Data tied to figure images:
╔══
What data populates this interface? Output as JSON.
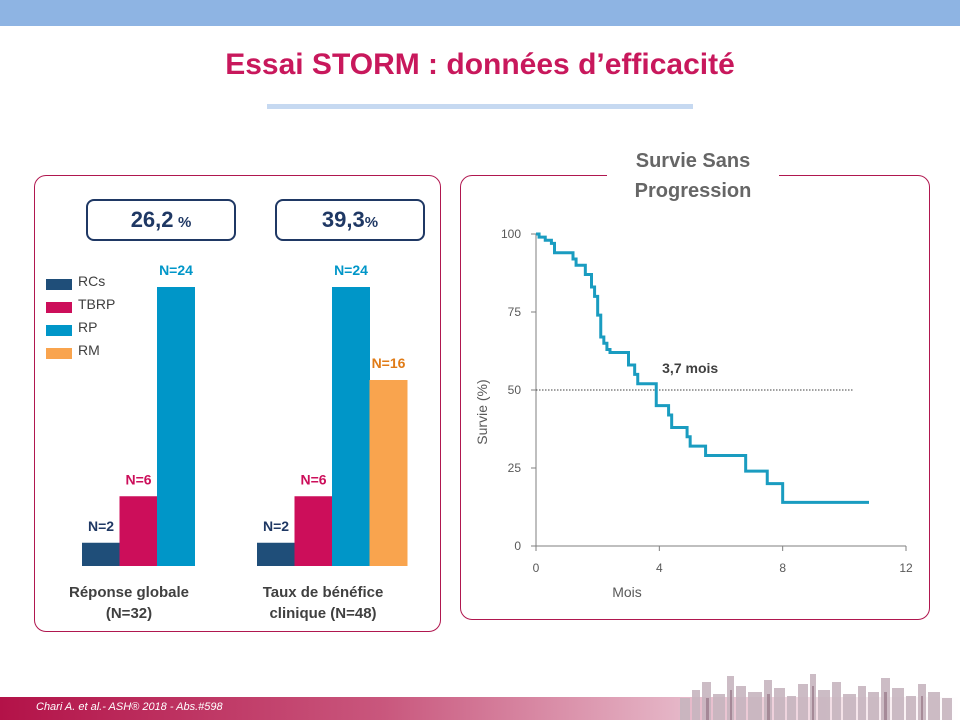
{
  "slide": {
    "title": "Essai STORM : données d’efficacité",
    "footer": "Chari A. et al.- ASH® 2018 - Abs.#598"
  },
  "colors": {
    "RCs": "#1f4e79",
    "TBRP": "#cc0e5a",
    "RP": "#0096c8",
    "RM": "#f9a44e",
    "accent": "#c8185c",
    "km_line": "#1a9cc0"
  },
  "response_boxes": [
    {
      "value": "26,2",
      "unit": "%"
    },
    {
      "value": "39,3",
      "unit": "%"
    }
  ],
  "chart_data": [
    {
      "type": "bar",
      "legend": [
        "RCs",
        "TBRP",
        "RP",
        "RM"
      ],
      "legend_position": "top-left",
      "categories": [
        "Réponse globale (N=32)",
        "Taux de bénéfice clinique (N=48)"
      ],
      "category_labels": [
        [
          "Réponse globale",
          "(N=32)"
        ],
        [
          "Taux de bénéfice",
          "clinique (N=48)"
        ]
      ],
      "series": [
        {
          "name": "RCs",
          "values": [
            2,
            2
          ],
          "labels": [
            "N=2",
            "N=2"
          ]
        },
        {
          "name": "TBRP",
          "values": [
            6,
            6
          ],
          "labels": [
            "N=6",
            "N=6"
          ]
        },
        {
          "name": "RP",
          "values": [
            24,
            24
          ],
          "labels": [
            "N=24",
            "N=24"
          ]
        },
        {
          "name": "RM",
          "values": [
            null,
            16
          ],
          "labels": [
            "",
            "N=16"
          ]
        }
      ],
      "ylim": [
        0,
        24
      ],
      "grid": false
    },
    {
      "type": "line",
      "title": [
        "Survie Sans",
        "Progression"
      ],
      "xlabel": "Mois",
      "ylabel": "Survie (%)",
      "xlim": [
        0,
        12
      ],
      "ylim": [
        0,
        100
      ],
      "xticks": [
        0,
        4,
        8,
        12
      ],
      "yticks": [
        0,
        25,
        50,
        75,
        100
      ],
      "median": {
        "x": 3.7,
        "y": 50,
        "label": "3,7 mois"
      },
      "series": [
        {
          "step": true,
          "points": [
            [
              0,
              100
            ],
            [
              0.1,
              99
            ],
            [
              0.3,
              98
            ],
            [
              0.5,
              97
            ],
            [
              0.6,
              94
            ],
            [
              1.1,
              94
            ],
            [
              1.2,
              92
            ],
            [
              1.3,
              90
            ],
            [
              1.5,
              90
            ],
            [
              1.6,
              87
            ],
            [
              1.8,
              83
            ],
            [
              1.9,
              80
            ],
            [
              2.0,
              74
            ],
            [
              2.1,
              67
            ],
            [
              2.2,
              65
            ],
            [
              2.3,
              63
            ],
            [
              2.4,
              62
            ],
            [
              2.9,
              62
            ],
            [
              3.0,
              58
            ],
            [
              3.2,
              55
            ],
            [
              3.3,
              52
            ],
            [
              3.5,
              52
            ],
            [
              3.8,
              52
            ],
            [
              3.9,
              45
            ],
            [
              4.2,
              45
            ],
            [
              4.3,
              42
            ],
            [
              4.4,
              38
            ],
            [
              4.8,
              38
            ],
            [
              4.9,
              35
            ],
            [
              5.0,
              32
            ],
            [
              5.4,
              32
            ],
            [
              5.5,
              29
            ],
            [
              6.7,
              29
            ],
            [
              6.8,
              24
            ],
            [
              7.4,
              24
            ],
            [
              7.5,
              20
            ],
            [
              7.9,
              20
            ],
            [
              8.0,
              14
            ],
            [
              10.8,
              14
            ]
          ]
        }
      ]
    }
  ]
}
╚══
╔══
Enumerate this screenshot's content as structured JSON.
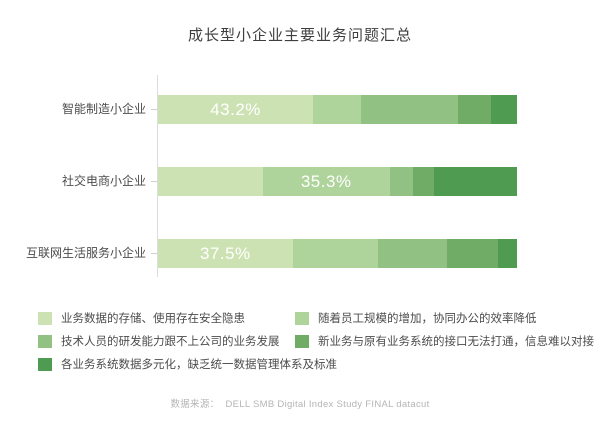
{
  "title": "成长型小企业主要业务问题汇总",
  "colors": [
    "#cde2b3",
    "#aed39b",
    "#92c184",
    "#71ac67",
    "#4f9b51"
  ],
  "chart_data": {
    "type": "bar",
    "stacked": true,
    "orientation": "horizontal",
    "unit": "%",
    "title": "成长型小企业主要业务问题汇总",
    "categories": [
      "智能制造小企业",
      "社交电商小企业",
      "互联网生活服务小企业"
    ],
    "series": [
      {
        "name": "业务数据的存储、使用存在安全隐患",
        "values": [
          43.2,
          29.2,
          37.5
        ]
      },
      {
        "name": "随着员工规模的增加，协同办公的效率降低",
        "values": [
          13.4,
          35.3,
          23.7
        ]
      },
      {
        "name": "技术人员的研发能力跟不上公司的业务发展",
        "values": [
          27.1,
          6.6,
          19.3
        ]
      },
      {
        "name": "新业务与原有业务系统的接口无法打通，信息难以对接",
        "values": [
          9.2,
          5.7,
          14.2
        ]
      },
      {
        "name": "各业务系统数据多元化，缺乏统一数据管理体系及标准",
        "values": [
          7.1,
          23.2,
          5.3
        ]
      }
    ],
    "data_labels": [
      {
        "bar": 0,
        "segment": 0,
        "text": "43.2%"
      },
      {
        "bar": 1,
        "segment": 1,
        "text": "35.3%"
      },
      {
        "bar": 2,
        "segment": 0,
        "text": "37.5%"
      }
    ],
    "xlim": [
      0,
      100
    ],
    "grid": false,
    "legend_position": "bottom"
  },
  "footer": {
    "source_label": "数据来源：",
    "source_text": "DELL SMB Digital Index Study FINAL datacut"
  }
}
╚══
TASK: Copy and report every line where the word "footer" is present.

REPLY:
    "footer": "Chari A. et al.- ASH® 2018 - Abs.#598"
  "footer": {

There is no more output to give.